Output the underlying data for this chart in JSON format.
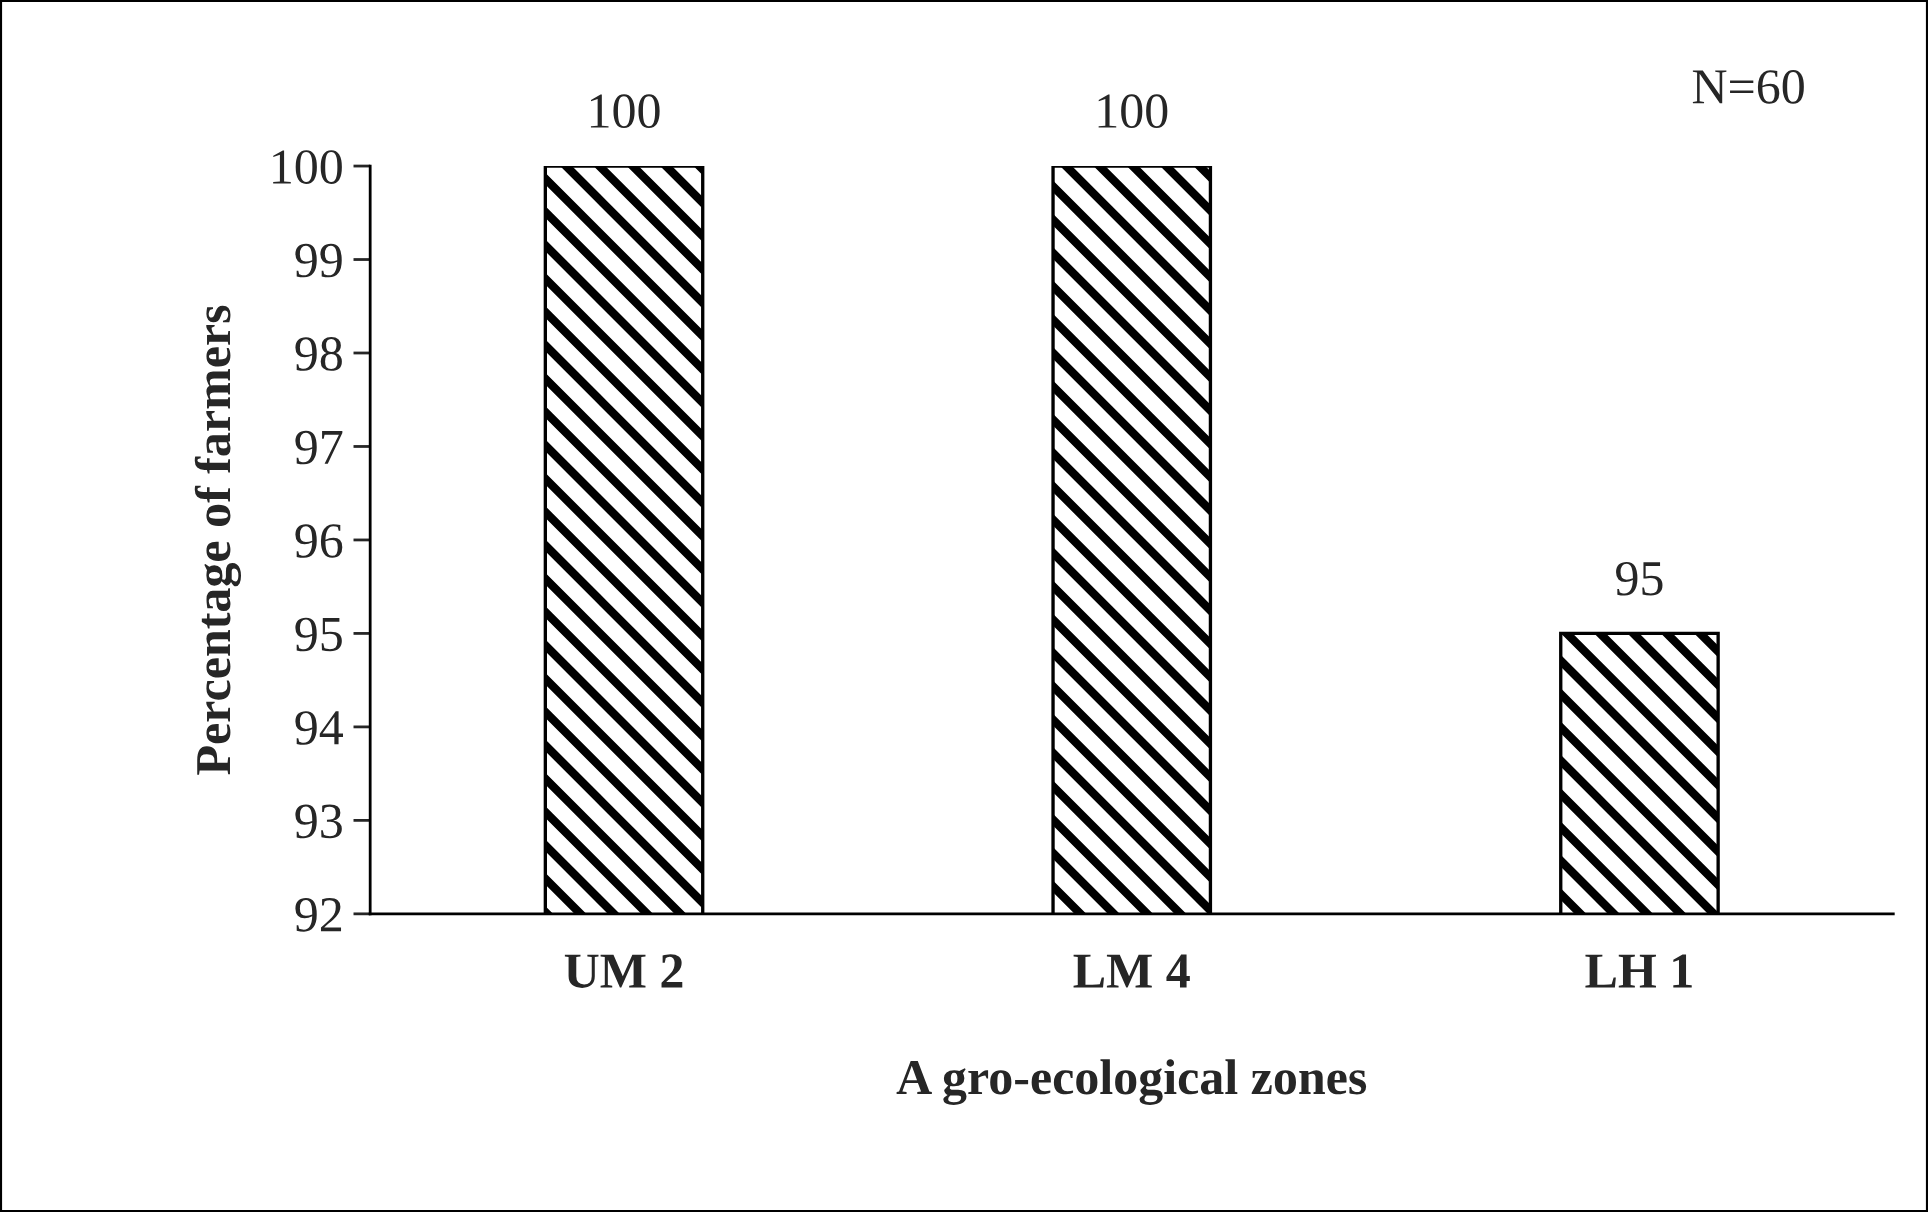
{
  "chart_data": {
    "type": "bar",
    "ylabel": "Percentage of farmers",
    "xlabel": "A gro-ecological zones",
    "categories": [
      "UM 2",
      "LM 4",
      "LH 1"
    ],
    "values": [
      100,
      100,
      95
    ],
    "color": "#000000",
    "ylim": [
      92,
      100
    ],
    "yticks": [
      92,
      93,
      94,
      95,
      96,
      97,
      98,
      99,
      100
    ],
    "data_labels": true,
    "grid": false,
    "legend": false,
    "annotations": [
      "N=60"
    ]
  }
}
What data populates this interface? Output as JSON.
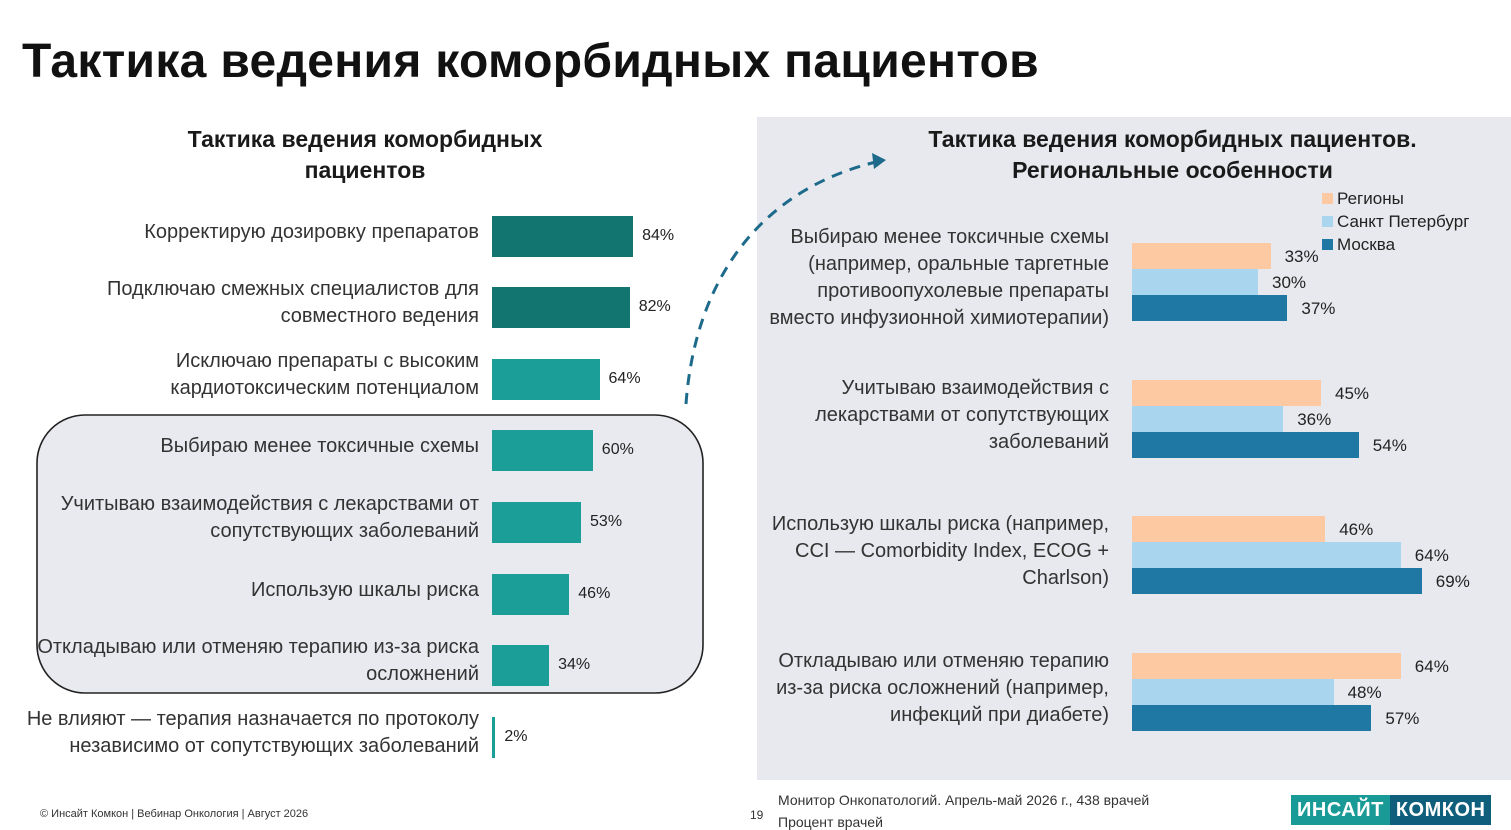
{
  "title": "Тактика ведения коморбидных пациентов",
  "chart_data": [
    {
      "type": "bar",
      "orientation": "horizontal",
      "title_lines": [
        "Тактика ведения коморбидных",
        "пациентов"
      ],
      "categories": [
        [
          "Корректирую дозировку препаратов"
        ],
        [
          "Подключаю смежных специалистов для",
          "совместного ведения"
        ],
        [
          "Исключаю препараты с высоким",
          "кардиотоксическим потенциалом"
        ],
        [
          "Выбираю менее токсичные схемы"
        ],
        [
          "Учитываю взаимодействия с лекарствами от",
          "сопутствующих заболеваний"
        ],
        [
          "Использую шкалы риска"
        ],
        [
          "Откладываю или отменяю терапию из-за риска",
          "осложнений"
        ],
        [
          "Не влияют — терапия назначается по протоколу",
          "независимо от сопутствующих заболеваний"
        ]
      ],
      "values": [
        84,
        82,
        64,
        60,
        53,
        46,
        34,
        2
      ],
      "value_labels": [
        "84%",
        "82%",
        "64%",
        "60%",
        "53%",
        "46%",
        "34%",
        "2%"
      ],
      "highlighted_rows": [
        3,
        4,
        5,
        6
      ],
      "colors": {
        "dark": "#127570",
        "light": "#1a9e97"
      },
      "xlim": [
        0,
        100
      ]
    },
    {
      "type": "bar",
      "orientation": "horizontal",
      "title_lines": [
        "Тактика ведения коморбидных пациентов.",
        "Региональные особенности"
      ],
      "categories": [
        [
          "Выбираю менее токсичные схемы",
          "(например, оральные таргетные",
          "противоопухолевые препараты",
          "вместо инфузионной химиотерапии)"
        ],
        [
          "Учитываю взаимодействия с",
          "лекарствами от сопутствующих",
          "заболеваний"
        ],
        [
          "Использую шкалы риска (например,",
          "CCI — Comorbidity Index, ECOG +",
          "Charlson)"
        ],
        [
          "Откладываю или отменяю терапию",
          "из-за риска осложнений (например,",
          "инфекций при диабете)"
        ]
      ],
      "series": [
        {
          "name": "Регионы",
          "color": "#fcc9a3",
          "values": [
            33,
            45,
            46,
            64
          ],
          "labels": [
            "33%",
            "45%",
            "46%",
            "64%"
          ]
        },
        {
          "name": "Санкт Петербург",
          "color": "#a9d5ee",
          "values": [
            30,
            36,
            64,
            48
          ],
          "labels": [
            "30%",
            "36%",
            "64%",
            "48%"
          ]
        },
        {
          "name": "Москва",
          "color": "#1e78a3",
          "values": [
            37,
            54,
            69,
            57
          ],
          "labels": [
            "37%",
            "54%",
            "69%",
            "57%"
          ]
        }
      ],
      "legend_position": "top-right",
      "xlim": [
        0,
        100
      ]
    }
  ],
  "footer": {
    "copyright": "© Инсайт Комкон | Вебинар Онкология | Август 2026",
    "page": "19",
    "source_line1": "Монитор Онкопатологий. Апрель-май 2026 г., 438 врачей",
    "source_line2": "Процент врачей"
  },
  "logo": {
    "part1": "ИНСАЙТ",
    "part2": "КОМКОН"
  }
}
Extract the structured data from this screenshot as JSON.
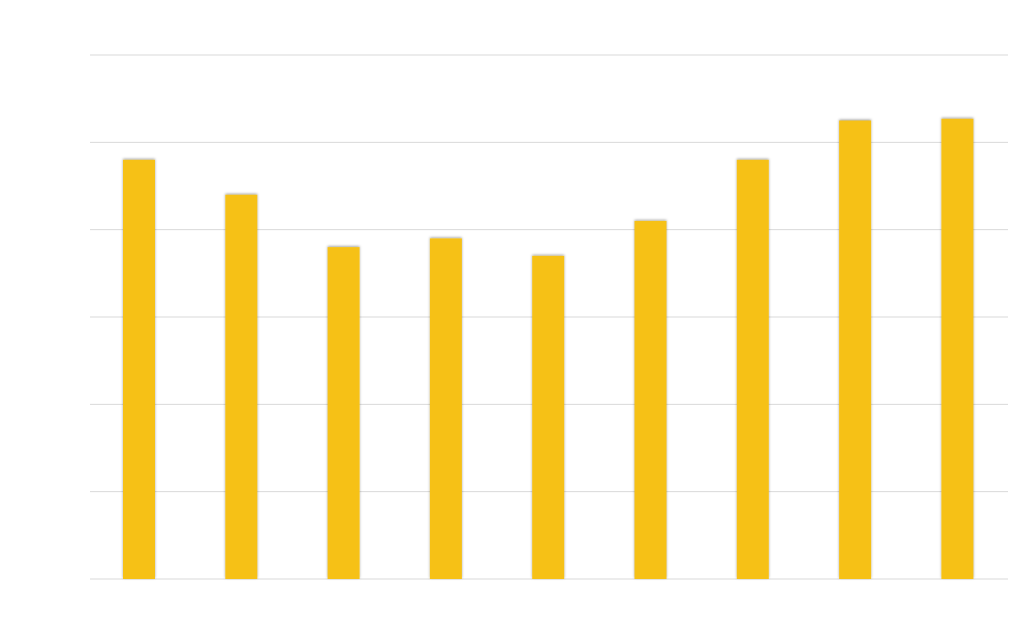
{
  "chart_data": {
    "type": "bar",
    "categories": [
      "",
      "",
      "",
      "",
      "",
      "",
      "",
      "",
      ""
    ],
    "values": [
      4.8,
      4.4,
      3.8,
      3.9,
      3.7,
      4.1,
      4.8,
      5.25,
      5.27
    ],
    "title": "",
    "xlabel": "",
    "ylabel": "",
    "ylim": [
      0,
      6
    ],
    "grid": true,
    "legend": "none",
    "colors": {
      "bar": "#F6C117",
      "grid": "#d9d9d9",
      "background": "#ffffff"
    }
  }
}
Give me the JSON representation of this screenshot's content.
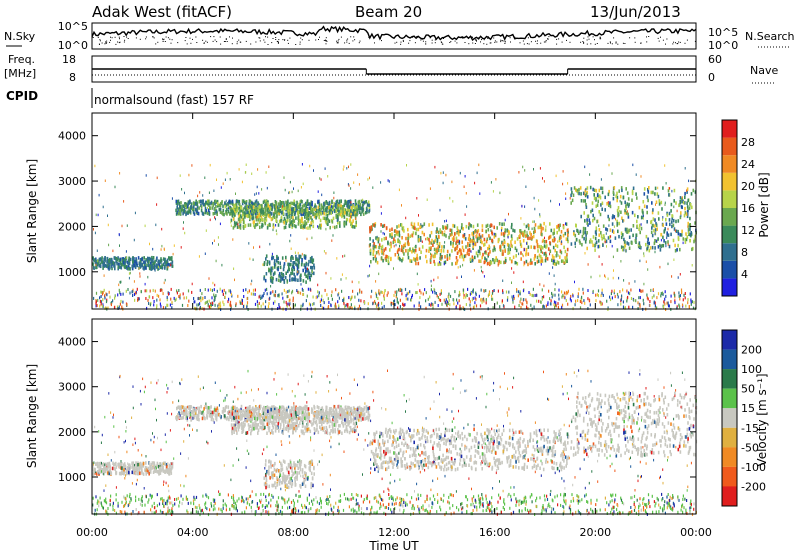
{
  "header": {
    "station": "Adak West (fitACF)",
    "beam": "Beam 20",
    "date": "13/Jun/2013"
  },
  "strip_labels": {
    "nsky": "N.Sky",
    "nsearch": "N.Search",
    "freq": "Freq.",
    "freq_unit": "[MHz]",
    "nave": "Nave",
    "cpid": "CPID",
    "cpid_text": "normalsound (fast) 157 RF"
  },
  "noise_ticks": {
    "left": [
      "10^5",
      "10^0"
    ],
    "right": [
      "10^5",
      "10^0"
    ]
  },
  "freq_ticks": {
    "left": [
      "18",
      "8"
    ],
    "right": [
      "60",
      "0"
    ]
  },
  "colors": {
    "power": [
      "#2020e0",
      "#1b4fa8",
      "#2f6f8f",
      "#3a8a5a",
      "#6aa84f",
      "#b7d44a",
      "#f2c230",
      "#f08a24",
      "#e85a1c",
      "#e01e1e"
    ],
    "velocity": [
      "#1c2aa8",
      "#1b5a9c",
      "#2a7a4a",
      "#5bc24a",
      "#c8c8c0",
      "#e0b040",
      "#f08a24",
      "#f05a1c",
      "#e01e1e"
    ]
  },
  "chart_data": [
    {
      "type": "heatmap",
      "title": "Power",
      "xlabel": "Time UT",
      "ylabel": "Slant Range [km]",
      "xlim": [
        "00:00",
        "24:00"
      ],
      "ylim": [
        180,
        4500
      ],
      "x_ticks": [
        "00:00",
        "04:00",
        "08:00",
        "12:00",
        "16:00",
        "20:00",
        "00:00"
      ],
      "y_ticks": [
        "1000",
        "2000",
        "3000",
        "4000"
      ],
      "colorbar_label": "Power [dB]",
      "colorbar_ticks": [
        "4",
        "8",
        "12",
        "16",
        "20",
        "24",
        "28"
      ],
      "colorbar_range": [
        0,
        30
      ],
      "bands": [
        {
          "t": [
            0,
            3.2
          ],
          "range_km": [
            1100,
            1350
          ],
          "power_db": [
            4,
            10
          ]
        },
        {
          "t": [
            3.3,
            11
          ],
          "range_km": [
            2300,
            2600
          ],
          "power_db": [
            4,
            16
          ]
        },
        {
          "t": [
            5.5,
            10.5
          ],
          "range_km": [
            2000,
            2500
          ],
          "power_db": [
            8,
            20
          ]
        },
        {
          "t": [
            6.8,
            8.8
          ],
          "range_km": [
            800,
            1400
          ],
          "power_db": [
            4,
            12
          ]
        },
        {
          "t": [
            11,
            18.9
          ],
          "range_km": [
            1200,
            2100
          ],
          "power_db": [
            8,
            28
          ]
        },
        {
          "t": [
            19,
            24
          ],
          "range_km": [
            1500,
            2900
          ],
          "power_db": [
            4,
            20
          ]
        }
      ]
    },
    {
      "type": "heatmap",
      "title": "Velocity",
      "xlabel": "Time UT",
      "ylabel": "Slant Range [km]",
      "xlim": [
        "00:00",
        "24:00"
      ],
      "ylim": [
        180,
        4500
      ],
      "x_ticks": [
        "00:00",
        "04:00",
        "08:00",
        "12:00",
        "16:00",
        "20:00",
        "00:00"
      ],
      "y_ticks": [
        "1000",
        "2000",
        "3000",
        "4000"
      ],
      "colorbar_label": "Velocity [m s⁻¹]",
      "colorbar_ticks": [
        "200",
        "100",
        "50",
        "15",
        "-15",
        "-50",
        "-100",
        "-200"
      ],
      "colorbar_range": [
        -250,
        250
      ]
    }
  ],
  "freq_data": {
    "segments": [
      {
        "t": [
          0,
          10.9
        ],
        "freq_mhz": 13
      },
      {
        "t": [
          10.9,
          18.9
        ],
        "freq_mhz": 10.5
      },
      {
        "t": [
          18.9,
          24
        ],
        "freq_mhz": 13
      }
    ]
  }
}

◆ Exercise aim ◆
Select every line in the records above that contains the word "препараты".

◆ Response to the exercise ◆
          "Исключаю препараты с высоким",
          "противоопухолевые препараты",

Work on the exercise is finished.